** start **

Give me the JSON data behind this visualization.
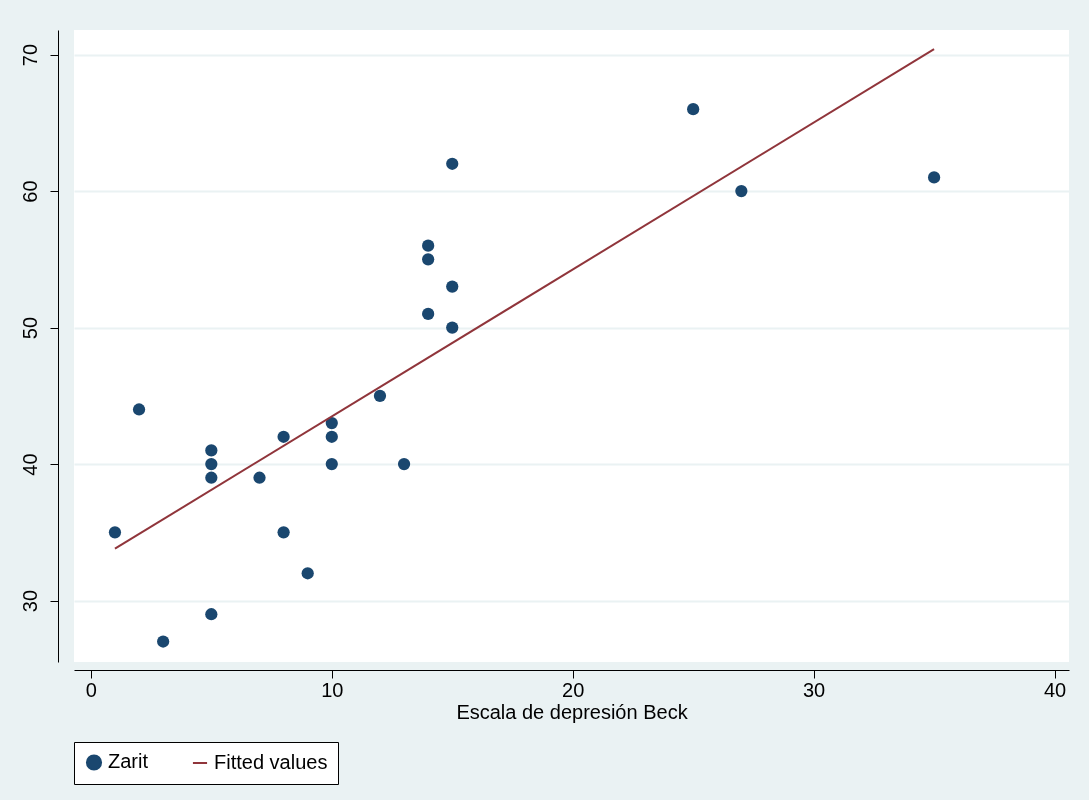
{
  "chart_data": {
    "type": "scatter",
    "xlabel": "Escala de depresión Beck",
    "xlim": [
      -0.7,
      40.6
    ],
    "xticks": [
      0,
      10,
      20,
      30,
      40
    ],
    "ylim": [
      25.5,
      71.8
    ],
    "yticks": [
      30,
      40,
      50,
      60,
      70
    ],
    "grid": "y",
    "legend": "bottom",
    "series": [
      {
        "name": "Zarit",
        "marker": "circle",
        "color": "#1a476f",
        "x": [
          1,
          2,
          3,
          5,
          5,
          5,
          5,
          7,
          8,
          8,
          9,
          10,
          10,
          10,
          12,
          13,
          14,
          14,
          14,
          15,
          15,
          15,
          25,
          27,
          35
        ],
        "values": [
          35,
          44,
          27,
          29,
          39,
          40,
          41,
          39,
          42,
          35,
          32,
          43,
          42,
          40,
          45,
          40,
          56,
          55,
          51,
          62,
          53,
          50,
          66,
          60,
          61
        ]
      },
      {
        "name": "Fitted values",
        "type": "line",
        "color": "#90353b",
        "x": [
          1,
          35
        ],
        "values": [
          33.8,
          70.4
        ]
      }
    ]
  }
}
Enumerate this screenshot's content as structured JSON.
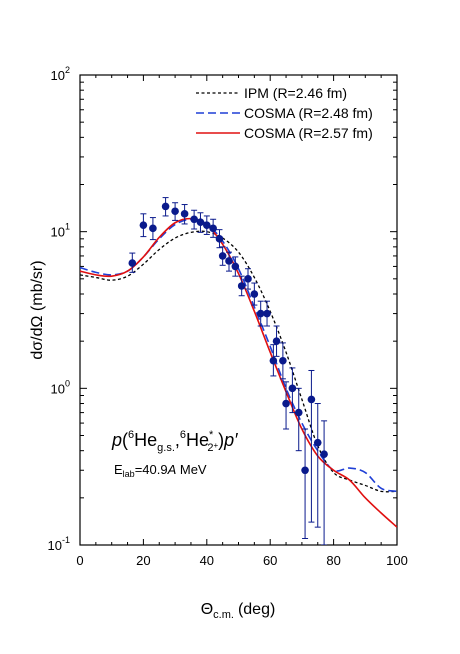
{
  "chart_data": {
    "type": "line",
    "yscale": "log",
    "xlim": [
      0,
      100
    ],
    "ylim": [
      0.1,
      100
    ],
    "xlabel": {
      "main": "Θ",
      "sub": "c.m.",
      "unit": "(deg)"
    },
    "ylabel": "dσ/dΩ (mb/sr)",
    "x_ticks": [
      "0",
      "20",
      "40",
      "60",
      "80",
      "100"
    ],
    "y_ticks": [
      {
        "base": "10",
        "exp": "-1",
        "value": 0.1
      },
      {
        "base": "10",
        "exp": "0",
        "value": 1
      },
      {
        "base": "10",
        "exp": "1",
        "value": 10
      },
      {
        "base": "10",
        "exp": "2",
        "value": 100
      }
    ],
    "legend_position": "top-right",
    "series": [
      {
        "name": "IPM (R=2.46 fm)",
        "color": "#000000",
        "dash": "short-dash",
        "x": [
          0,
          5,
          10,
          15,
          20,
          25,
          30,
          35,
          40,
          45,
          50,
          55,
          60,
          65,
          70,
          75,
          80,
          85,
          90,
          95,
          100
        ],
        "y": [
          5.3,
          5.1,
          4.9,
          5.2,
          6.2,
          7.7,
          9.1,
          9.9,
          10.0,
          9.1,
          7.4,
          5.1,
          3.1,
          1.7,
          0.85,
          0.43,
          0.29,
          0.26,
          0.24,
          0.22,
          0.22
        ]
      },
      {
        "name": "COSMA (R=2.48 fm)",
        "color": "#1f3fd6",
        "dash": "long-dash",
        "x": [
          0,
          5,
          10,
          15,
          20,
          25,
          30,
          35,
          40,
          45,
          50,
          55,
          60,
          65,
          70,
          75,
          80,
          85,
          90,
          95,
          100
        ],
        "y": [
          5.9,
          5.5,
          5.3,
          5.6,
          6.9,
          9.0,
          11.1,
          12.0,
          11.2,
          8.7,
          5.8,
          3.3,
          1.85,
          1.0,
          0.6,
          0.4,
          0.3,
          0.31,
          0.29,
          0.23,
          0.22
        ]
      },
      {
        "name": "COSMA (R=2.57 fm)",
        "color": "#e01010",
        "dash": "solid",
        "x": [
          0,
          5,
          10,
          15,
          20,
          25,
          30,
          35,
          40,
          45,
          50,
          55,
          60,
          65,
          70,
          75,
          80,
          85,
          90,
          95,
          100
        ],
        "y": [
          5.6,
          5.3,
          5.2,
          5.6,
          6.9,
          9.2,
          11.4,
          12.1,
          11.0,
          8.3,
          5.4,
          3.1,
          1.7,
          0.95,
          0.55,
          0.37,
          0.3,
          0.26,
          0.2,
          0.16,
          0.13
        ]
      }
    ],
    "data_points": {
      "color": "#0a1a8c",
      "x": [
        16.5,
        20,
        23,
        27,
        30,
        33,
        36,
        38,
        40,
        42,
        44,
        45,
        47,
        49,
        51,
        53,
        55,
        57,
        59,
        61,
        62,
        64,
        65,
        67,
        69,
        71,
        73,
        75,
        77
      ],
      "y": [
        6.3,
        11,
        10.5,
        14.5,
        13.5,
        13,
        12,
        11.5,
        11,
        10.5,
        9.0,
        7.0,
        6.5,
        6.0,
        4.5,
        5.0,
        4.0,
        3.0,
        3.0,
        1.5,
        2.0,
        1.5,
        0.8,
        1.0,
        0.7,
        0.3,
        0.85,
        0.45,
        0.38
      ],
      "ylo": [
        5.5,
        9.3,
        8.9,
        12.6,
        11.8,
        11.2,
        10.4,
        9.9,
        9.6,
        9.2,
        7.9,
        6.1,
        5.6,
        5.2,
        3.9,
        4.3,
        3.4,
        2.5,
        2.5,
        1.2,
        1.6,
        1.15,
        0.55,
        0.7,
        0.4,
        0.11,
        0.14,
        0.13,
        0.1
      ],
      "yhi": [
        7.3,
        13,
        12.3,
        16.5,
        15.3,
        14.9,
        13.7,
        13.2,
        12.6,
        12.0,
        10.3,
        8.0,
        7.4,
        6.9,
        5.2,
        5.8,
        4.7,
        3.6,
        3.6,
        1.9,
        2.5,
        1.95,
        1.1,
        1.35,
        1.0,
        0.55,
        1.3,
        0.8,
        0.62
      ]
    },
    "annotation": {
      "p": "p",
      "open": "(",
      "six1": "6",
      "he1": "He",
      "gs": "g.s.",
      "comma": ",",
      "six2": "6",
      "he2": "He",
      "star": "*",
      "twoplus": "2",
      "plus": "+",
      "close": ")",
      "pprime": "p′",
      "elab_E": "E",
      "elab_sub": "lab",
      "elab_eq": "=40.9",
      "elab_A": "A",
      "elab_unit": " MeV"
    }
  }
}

** end **

* Aim
Write out the material above once more, exactly as it reads, with no pictures.

* Output for this exercise
Give me the JSON data behind this visualization.
{
  "chart_data": {
    "type": "scatter",
    "xlabel": "Escala de depresión Beck",
    "xlim": [
      -0.7,
      40.6
    ],
    "xticks": [
      0,
      10,
      20,
      30,
      40
    ],
    "ylim": [
      25.5,
      71.8
    ],
    "yticks": [
      30,
      40,
      50,
      60,
      70
    ],
    "grid": "y",
    "legend": "bottom",
    "series": [
      {
        "name": "Zarit",
        "marker": "circle",
        "color": "#1a476f",
        "x": [
          1,
          2,
          3,
          5,
          5,
          5,
          5,
          7,
          8,
          8,
          9,
          10,
          10,
          10,
          12,
          13,
          14,
          14,
          14,
          15,
          15,
          15,
          25,
          27,
          35
        ],
        "values": [
          35,
          44,
          27,
          29,
          39,
          40,
          41,
          39,
          42,
          35,
          32,
          43,
          42,
          40,
          45,
          40,
          56,
          55,
          51,
          62,
          53,
          50,
          66,
          60,
          61
        ]
      },
      {
        "name": "Fitted values",
        "type": "line",
        "color": "#90353b",
        "x": [
          1,
          35
        ],
        "values": [
          33.8,
          70.4
        ]
      }
    ]
  }
}
Enumerate this screenshot's content as structured JSON.
{
  "chart_data": {
    "type": "line",
    "yscale": "log",
    "xlim": [
      0,
      100
    ],
    "ylim": [
      0.1,
      100
    ],
    "xlabel": {
      "main": "Θ",
      "sub": "c.m.",
      "unit": "(deg)"
    },
    "ylabel": "dσ/dΩ (mb/sr)",
    "x_ticks": [
      "0",
      "20",
      "40",
      "60",
      "80",
      "100"
    ],
    "y_ticks": [
      {
        "base": "10",
        "exp": "-1",
        "value": 0.1
      },
      {
        "base": "10",
        "exp": "0",
        "value": 1
      },
      {
        "base": "10",
        "exp": "1",
        "value": 10
      },
      {
        "base": "10",
        "exp": "2",
        "value": 100
      }
    ],
    "legend_position": "top-right",
    "series": [
      {
        "name": "IPM (R=2.46 fm)",
        "color": "#000000",
        "dash": "short-dash",
        "x": [
          0,
          5,
          10,
          15,
          20,
          25,
          30,
          35,
          40,
          45,
          50,
          55,
          60,
          65,
          70,
          75,
          80,
          85,
          90,
          95,
          100
        ],
        "y": [
          5.3,
          5.1,
          4.9,
          5.2,
          6.2,
          7.7,
          9.1,
          9.9,
          10.0,
          9.1,
          7.4,
          5.1,
          3.1,
          1.7,
          0.85,
          0.43,
          0.29,
          0.26,
          0.24,
          0.22,
          0.22
        ]
      },
      {
        "name": "COSMA (R=2.48 fm)",
        "color": "#1f3fd6",
        "dash": "long-dash",
        "x": [
          0,
          5,
          10,
          15,
          20,
          25,
          30,
          35,
          40,
          45,
          50,
          55,
          60,
          65,
          70,
          75,
          80,
          85,
          90,
          95,
          100
        ],
        "y": [
          5.9,
          5.5,
          5.3,
          5.6,
          6.9,
          9.0,
          11.1,
          12.0,
          11.2,
          8.7,
          5.8,
          3.3,
          1.85,
          1.0,
          0.6,
          0.4,
          0.3,
          0.31,
          0.29,
          0.23,
          0.22
        ]
      },
      {
        "name": "COSMA (R=2.57 fm)",
        "color": "#e01010",
        "dash": "solid",
        "x": [
          0,
          5,
          10,
          15,
          20,
          25,
          30,
          35,
          40,
          45,
          50,
          55,
          60,
          65,
          70,
          75,
          80,
          85,
          90,
          95,
          100
        ],
        "y": [
          5.6,
          5.3,
          5.2,
          5.6,
          6.9,
          9.2,
          11.4,
          12.1,
          11.0,
          8.3,
          5.4,
          3.1,
          1.7,
          0.95,
          0.55,
          0.37,
          0.3,
          0.26,
          0.2,
          0.16,
          0.13
        ]
      }
    ],
    "data_points": {
      "color": "#0a1a8c",
      "x": [
        16.5,
        20,
        23,
        27,
        30,
        33,
        36,
        38,
        40,
        42,
        44,
        45,
        47,
        49,
        51,
        53,
        55,
        57,
        59,
        61,
        62,
        64,
        65,
        67,
        69,
        71,
        73,
        75,
        77
      ],
      "y": [
        6.3,
        11,
        10.5,
        14.5,
        13.5,
        13,
        12,
        11.5,
        11,
        10.5,
        9.0,
        7.0,
        6.5,
        6.0,
        4.5,
        5.0,
        4.0,
        3.0,
        3.0,
        1.5,
        2.0,
        1.5,
        0.8,
        1.0,
        0.7,
        0.3,
        0.85,
        0.45,
        0.38
      ],
      "ylo": [
        5.5,
        9.3,
        8.9,
        12.6,
        11.8,
        11.2,
        10.4,
        9.9,
        9.6,
        9.2,
        7.9,
        6.1,
        5.6,
        5.2,
        3.9,
        4.3,
        3.4,
        2.5,
        2.5,
        1.2,
        1.6,
        1.15,
        0.55,
        0.7,
        0.4,
        0.11,
        0.14,
        0.13,
        0.1
      ],
      "yhi": [
        7.3,
        13,
        12.3,
        16.5,
        15.3,
        14.9,
        13.7,
        13.2,
        12.6,
        12.0,
        10.3,
        8.0,
        7.4,
        6.9,
        5.2,
        5.8,
        4.7,
        3.6,
        3.6,
        1.9,
        2.5,
        1.95,
        1.1,
        1.35,
        1.0,
        0.55,
        1.3,
        0.8,
        0.62
      ]
    },
    "annotation": {
      "p": "p",
      "open": "(",
      "six1": "6",
      "he1": "He",
      "gs": "g.s.",
      "comma": ",",
      "six2": "6",
      "he2": "He",
      "star": "*",
      "twoplus": "2",
      "plus": "+",
      "close": ")",
      "pprime": "p′",
      "elab_E": "E",
      "elab_sub": "lab",
      "elab_eq": "=40.9",
      "elab_A": "A",
      "elab_unit": " MeV"
    }
  }
}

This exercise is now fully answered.